Jennifer: Though, some companies do hand that curation off to an algorithm.
FN Meka: Big sticks like I’m marching band. (Boom, boom!)
Too deep like clowns in minivan (Clown)
50 said it best. It ain’t many men (many men)
When you steppin’ on me, come get me, man (Grrah)
Jennifer: This is a song partly composed by FN Meka, an AI created by the company Factory New… which describes itself as a record label specializing in virtual artists. 
The system analyzes popular songs from specific genres and generates the building blocks of new songs… such as melody, and tempo… with vocals performed by a real human. 
FN Meka was designed and marketed to represent a kind of digital rapper… His TikTok videos—showing him in designer clothes and luxury cars with an edgy haircut and plenty of attitude—they generated… more than a billion views on the platform. 
In August, it was announced that the digital human had been signed to one of the most powerful music labels in the world: Capitol Records—which retains rights to the works of artists like ABBA and Katy Perry.

Exercise tasks
1) Summarize the FN Meka transcript in two sentences.
2) Resume the FN Meka transcript from the point where it stops.
The items that come next are unrelated to the FN Meka transcript.

[Source records]
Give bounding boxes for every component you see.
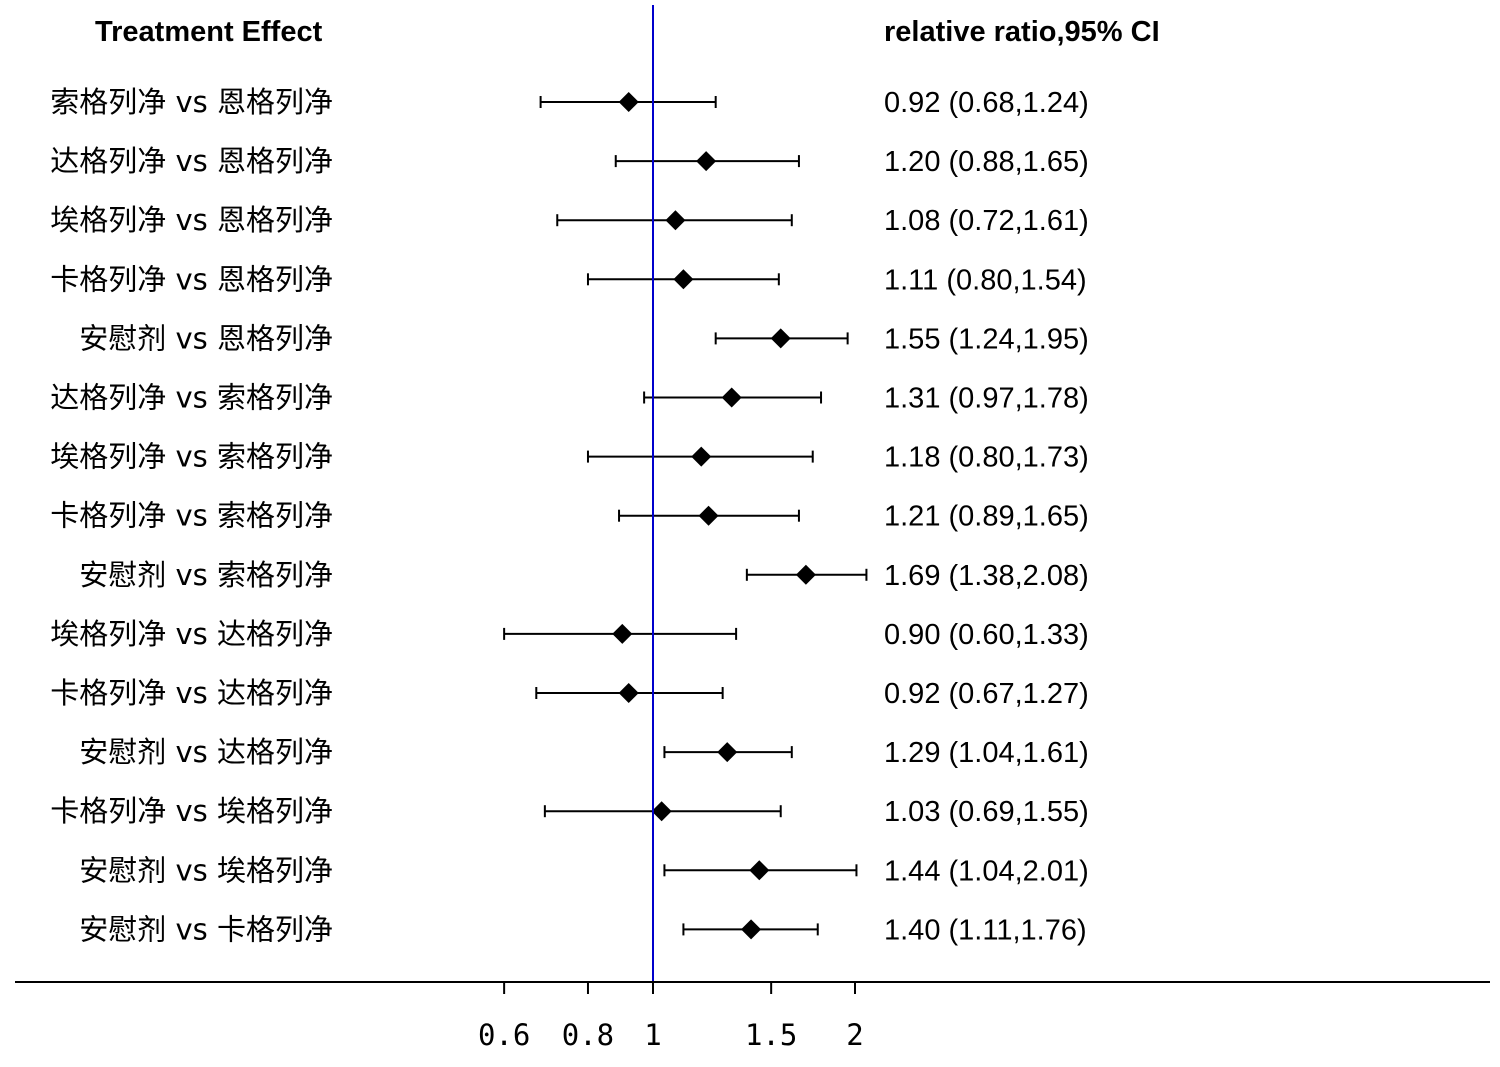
- row-value: 1.21 (0.89,1.65): [884, 501, 1089, 533]
- x-tick-label: 1: [644, 1018, 661, 1052]
- row-label: 安慰剂 vs 达格列净: [79, 735, 333, 769]
- forest-row: 索格列净 vs 恩格列净 0.92 (0.68,1.24): [50, 85, 1088, 119]
- forest-row: 埃格列净 vs 达格列净 0.90 (0.60,1.33): [50, 617, 1088, 651]
- point-estimate-marker: [618, 683, 639, 703]
- row-value: 1.11 (0.80,1.54): [884, 264, 1087, 296]
- row-value: 1.20 (0.88,1.65): [884, 146, 1089, 178]
- forest-row: 达格列净 vs 恩格列净 1.20 (0.88,1.65): [50, 144, 1088, 178]
- forest-row: 安慰剂 vs 卡格列净 1.40 (1.11,1.76): [79, 912, 1086, 946]
- forest-row: 安慰剂 vs 埃格列净 1.44 (1.04,2.01): [79, 853, 1088, 887]
- row-value: 0.92 (0.67,1.27): [884, 678, 1089, 710]
- forest-row: 卡格列净 vs 达格列净 0.92 (0.67,1.27): [50, 676, 1088, 710]
- forest-row: 安慰剂 vs 达格列净 1.29 (1.04,1.61): [79, 735, 1088, 769]
- row-label: 安慰剂 vs 卡格列净: [79, 912, 333, 946]
- x-tick-label: 2: [846, 1018, 863, 1052]
- row-label: 卡格列净 vs 恩格列净: [50, 262, 333, 296]
- point-estimate-marker: [651, 801, 672, 822]
- x-tick-label: 0.6: [478, 1018, 530, 1052]
- point-estimate-marker: [618, 92, 639, 112]
- point-estimate-marker: [612, 623, 633, 644]
- point-estimate-marker: [795, 564, 816, 585]
- point-estimate-marker: [721, 387, 742, 408]
- point-estimate-marker: [665, 210, 686, 231]
- row-value: 1.55 (1.24,1.95): [884, 323, 1089, 355]
- row-value: 1.31 (0.97,1.78): [884, 383, 1089, 415]
- row-value: 1.40 (1.11,1.76): [884, 914, 1087, 946]
- point-estimate-marker: [691, 446, 712, 467]
- row-label: 达格列净 vs 恩格列净: [50, 144, 333, 178]
- row-label: 安慰剂 vs 恩格列净: [79, 321, 333, 355]
- forest-row: 卡格列净 vs 索格列净 1.21 (0.89,1.65): [50, 499, 1088, 533]
- row-value: 0.92 (0.68,1.24): [884, 87, 1089, 119]
- row-label: 埃格列净 vs 达格列净: [50, 617, 333, 651]
- row-value: 1.69 (1.38,2.08): [884, 560, 1089, 592]
- treatment-effect-header: Treatment Effect: [95, 16, 323, 48]
- row-label: 卡格列净 vs 索格列净: [50, 499, 333, 533]
- forest-row: 埃格列净 vs 索格列净 1.18 (0.80,1.73): [50, 440, 1088, 474]
- x-tick-label: 1.5: [745, 1018, 797, 1052]
- forest-row: 达格列净 vs 索格列净 1.31 (0.97,1.78): [50, 381, 1088, 415]
- relative-ratio-header: relative ratio,95% CI: [884, 16, 1160, 48]
- forest-rows: 索格列净 vs 恩格列净 0.92 (0.68,1.24) 达格列净 vs 恩格列净…: [50, 85, 1088, 946]
- row-label: 埃格列净 vs 索格列净: [50, 440, 333, 474]
- row-value: 0.90 (0.60,1.33): [884, 619, 1089, 651]
- row-label: 卡格列净 vs 达格列净: [50, 676, 333, 710]
- forest-row: 卡格列净 vs 恩格列净 1.11 (0.80,1.54): [50, 262, 1086, 296]
- point-estimate-marker: [698, 505, 719, 526]
- point-estimate-marker: [741, 919, 762, 940]
- forest-row: 卡格列净 vs 埃格列净 1.03 (0.69,1.55): [50, 794, 1088, 828]
- row-value: 1.29 (1.04,1.61): [884, 737, 1089, 769]
- x-axis-ticks: 0.6 0.8 1 1.5 2: [478, 982, 864, 1052]
- point-estimate-marker: [673, 269, 694, 290]
- row-value: 1.44 (1.04,2.01): [884, 855, 1089, 887]
- point-estimate-marker: [770, 328, 791, 349]
- row-label: 索格列净 vs 恩格列净: [50, 85, 333, 119]
- row-value: 1.08 (0.72,1.61): [884, 205, 1089, 237]
- x-tick-label: 0.8: [562, 1018, 614, 1052]
- point-estimate-marker: [749, 860, 770, 881]
- point-estimate-marker: [696, 151, 717, 172]
- row-label: 安慰剂 vs 索格列净: [79, 558, 333, 592]
- row-label: 安慰剂 vs 埃格列净: [79, 853, 333, 887]
- row-label: 埃格列净 vs 恩格列净: [50, 203, 333, 237]
- forest-row: 安慰剂 vs 索格列净 1.69 (1.38,2.08): [79, 558, 1088, 592]
- row-label: 达格列净 vs 索格列净: [50, 381, 333, 415]
- forest-row: 安慰剂 vs 恩格列净 1.55 (1.24,1.95): [79, 321, 1088, 355]
- row-value: 1.18 (0.80,1.73): [884, 442, 1089, 474]
- row-label: 卡格列净 vs 埃格列净: [50, 794, 333, 828]
- point-estimate-marker: [717, 742, 738, 763]
- row-value: 1.03 (0.69,1.55): [884, 796, 1089, 828]
- forest-row: 埃格列净 vs 恩格列净 1.08 (0.72,1.61): [50, 203, 1088, 237]
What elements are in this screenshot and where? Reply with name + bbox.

Expected results
1) FN Meka is an AI created by Factory New, a self-described record label for virtual artists, whose system analyzes popular songs from specific genres to generate building blocks such as melody and tempo, with vocals performed by a real human. Marketed as a digital rapper, FN Meka drew more than a billion views with TikTok videos of designer clothes and luxury cars, and in August was announced as signed to Capitol Records.

2)
Then… this happened
Billboard News Anchor: From stepping into the virtual future to back on the proverbial streets, the AI rapper everybody has been talking about has been dropped from his label. 
Jennifer: In addition to his virtual jewels and custom Tesla cybertruck, FN Meka is depicted as a black man… something its human creators are not. 
The system was soon called into question by the group “Industry Blackout”… an organization representing black people in the music industry. 
WFAA News Anchor: In a statement on Twitter the group said the rapper is “an offensive caricature and a direct insult to the black community and our culture.”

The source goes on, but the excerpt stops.